» **Provided passage**:
_ _ _ _ _

AF: Well, I will always point to Spago, the opening of Spago to me that Wolfgang … There’s a film producer named Marcia Nasatir in the book who ate once a week at Ma Maison where Wolfgang had been, and I said, “What were your impressions of Wolfgang there,” and she said, “I didn’t know there was a Wolfgang.”
EL: Wow.
AF: You go from that to Spago, where it’s an open … what Barbara Lazaroff, his ex-wife who designed those restaurants, calls an exhibition kitchen.
EL: Right.
AF: He was on stage.
EL: Yeah, and now it’s like we just got through with the Academy Awards.
AF: Yeah, and he’s still doing that.
EL: Wolfgang Puck is one of the stars of the Academy Awards.
AF: Yeah, so to me Spago, just the fact of it, what it represented, where the chefs were positioned, that to me was a huge thing. I would probably point to the arrival of Jonathan Waxman in New York City, and a restaurant called Jams that he opened.

_ _ _ _ _

» **Required actions**:
[a] Condense the paragraph in the Spago interview that begins "Yeah, so to me Spago" into two short sentences that keep its main facts.
[b] Translate this sentence from the Spago interview into Spanish: "Wolfgang Puck is one of the stars of the Academy Awards."
[c] In the Spago interview, what does Barbara Lazaroff call the open kitchen at Spago?
Use only the interview transcript above.

» **Available data**:
_ _ _ _ _

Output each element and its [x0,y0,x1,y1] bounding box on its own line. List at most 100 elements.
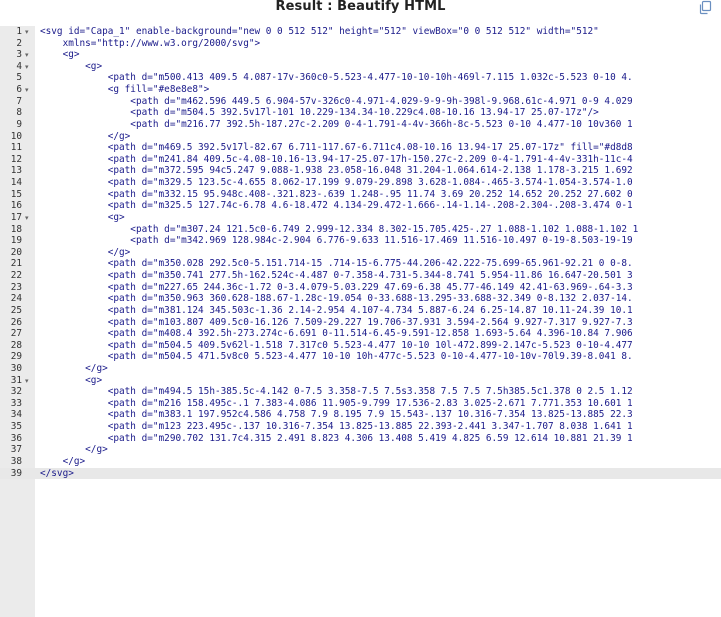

_ _ _ _ _

» **Answers given**:
[a] The speaker sees Spago as a huge development because of what it represented and where its chefs were positioned. The speaker would also point to Jonathan Waxman's arrival in New York City and the restaurant Jams that he opened.

[b] Wolfgang Puck es una de las estrellas de los Premios de la Academia.

[c] An exhibition kitchen.